• _TASK STATEMENT_
Reproduce the entries word for word, and omit any picture you find in them.

• _ENTRIES PROVIDED_
::::

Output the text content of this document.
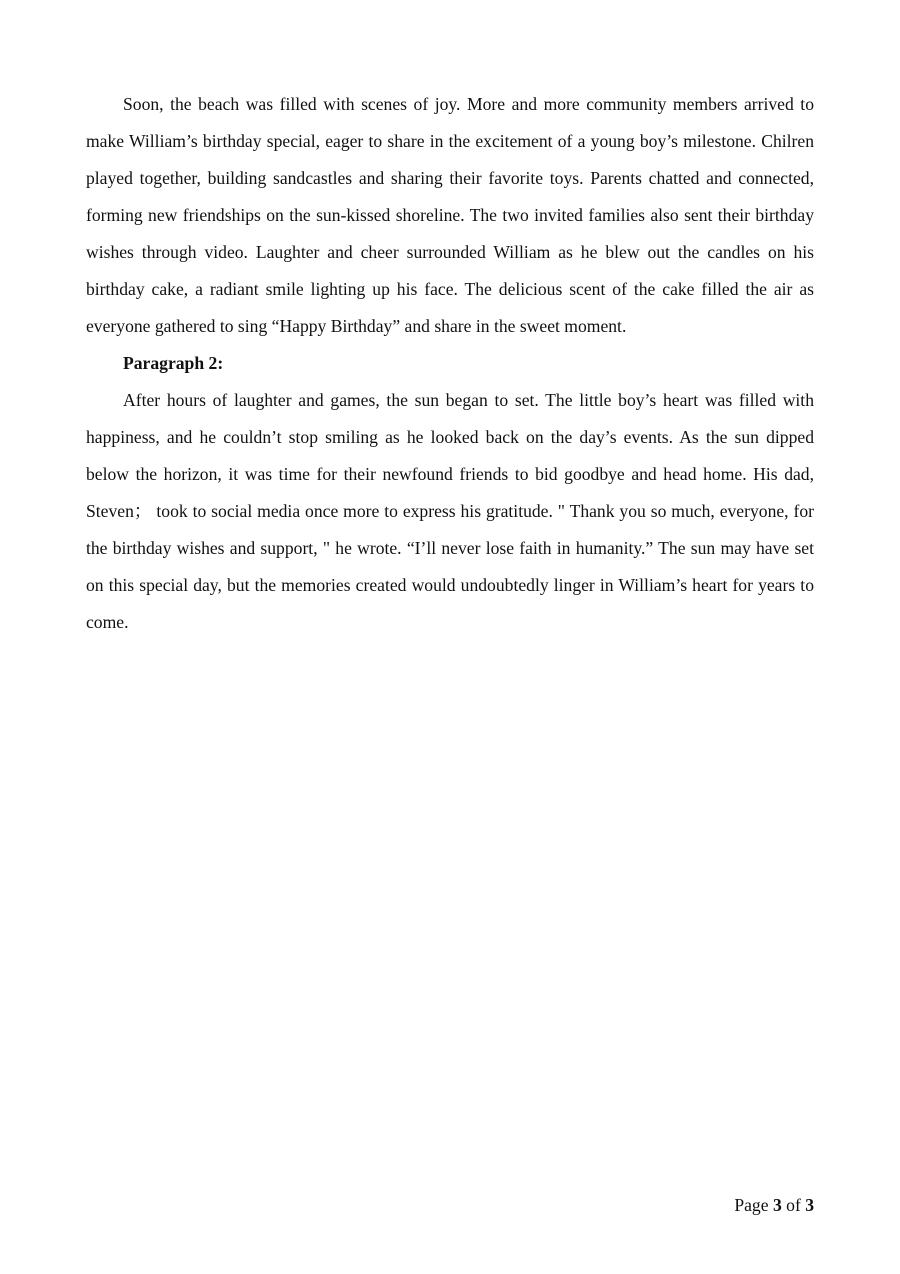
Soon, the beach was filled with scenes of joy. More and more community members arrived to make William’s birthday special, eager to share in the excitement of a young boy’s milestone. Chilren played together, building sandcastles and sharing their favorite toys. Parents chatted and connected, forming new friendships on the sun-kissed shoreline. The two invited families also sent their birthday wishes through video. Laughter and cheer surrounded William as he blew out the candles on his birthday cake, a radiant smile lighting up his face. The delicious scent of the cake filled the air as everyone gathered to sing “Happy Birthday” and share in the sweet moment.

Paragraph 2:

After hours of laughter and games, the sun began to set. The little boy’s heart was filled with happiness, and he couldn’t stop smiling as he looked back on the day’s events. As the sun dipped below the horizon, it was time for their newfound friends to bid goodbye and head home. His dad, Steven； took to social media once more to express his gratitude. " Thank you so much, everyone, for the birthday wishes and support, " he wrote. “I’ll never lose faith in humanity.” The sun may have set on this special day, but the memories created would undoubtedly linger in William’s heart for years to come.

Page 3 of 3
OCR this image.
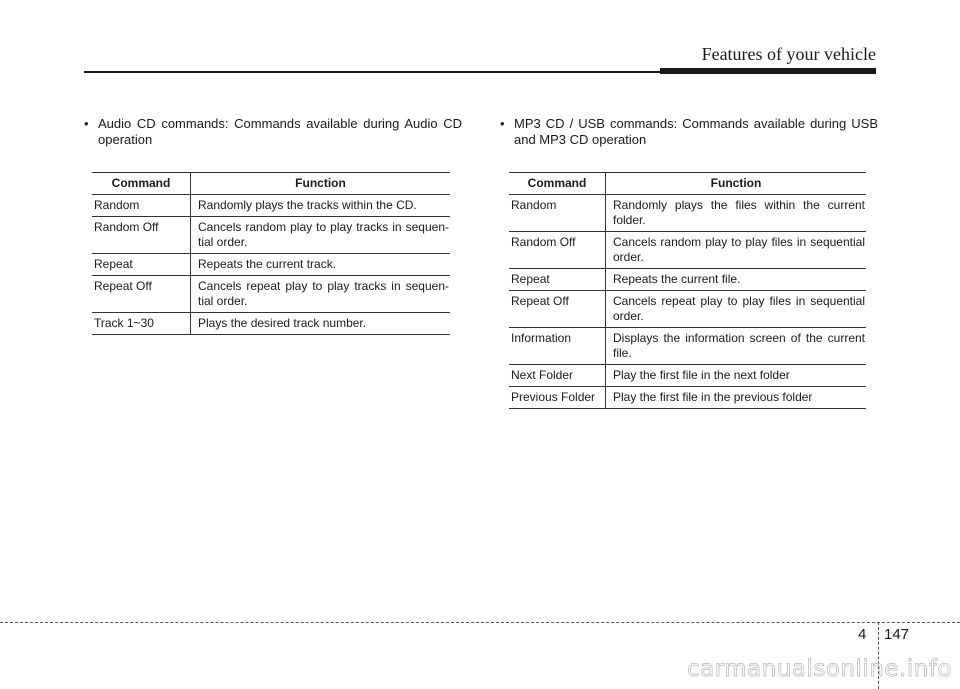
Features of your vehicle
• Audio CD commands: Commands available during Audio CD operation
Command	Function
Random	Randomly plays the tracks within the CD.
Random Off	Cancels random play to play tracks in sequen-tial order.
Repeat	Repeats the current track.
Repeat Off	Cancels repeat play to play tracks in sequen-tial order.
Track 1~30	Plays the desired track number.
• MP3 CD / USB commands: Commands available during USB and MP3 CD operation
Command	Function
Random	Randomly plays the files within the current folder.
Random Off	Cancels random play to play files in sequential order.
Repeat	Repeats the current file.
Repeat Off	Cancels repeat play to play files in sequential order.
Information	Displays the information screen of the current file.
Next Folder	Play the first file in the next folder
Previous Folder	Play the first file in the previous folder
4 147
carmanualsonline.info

::::

• _WORKED SOLUTION_
Output the text content of this document.
Soon, the beach was filled with scenes of joy. More and more community members arrived to make William’s birthday special, eager to share in the excitement of a young boy’s milestone. Chilren played together, building sandcastles and sharing their favorite toys. Parents chatted and connected, forming new friendships on the sun-kissed shoreline. The two invited families also sent their birthday wishes through video. Laughter and cheer surrounded William as he blew out the candles on his birthday cake, a radiant smile lighting up his face. The delicious scent of the cake filled the air as everyone gathered to sing “Happy Birthday” and share in the sweet moment.

Paragraph 2:

After hours of laughter and games, the sun began to set. The little boy’s heart was filled with happiness, and he couldn’t stop smiling as he looked back on the day’s events. As the sun dipped below the horizon, it was time for their newfound friends to bid goodbye and head home. His dad, Steven； took to social media once more to express his gratitude. " Thank you so much, everyone, for the birthday wishes and support, " he wrote. “I’ll never lose faith in humanity.” The sun may have set on this special day, but the memories created would undoubtedly linger in William’s heart for years to come.

Page 3 of 3
OCR this image.
Features of your vehicle
• Audio CD commands: Commands available during Audio CD operation
Command	Function
Random	Randomly plays the tracks within the CD.
Random Off	Cancels random play to play tracks in sequen-tial order.
Repeat	Repeats the current track.
Repeat Off	Cancels repeat play to play tracks in sequen-tial order.
Track 1~30	Plays the desired track number.
• MP3 CD / USB commands: Commands available during USB and MP3 CD operation
Command	Function
Random	Randomly plays the files within the current folder.
Random Off	Cancels random play to play files in sequential order.
Repeat	Repeats the current file.
Repeat Off	Cancels repeat play to play files in sequential order.
Information	Displays the information screen of the current file.
Next Folder	Play the first file in the next folder
Previous Folder	Play the first file in the previous folder
4 147
carmanualsonline.info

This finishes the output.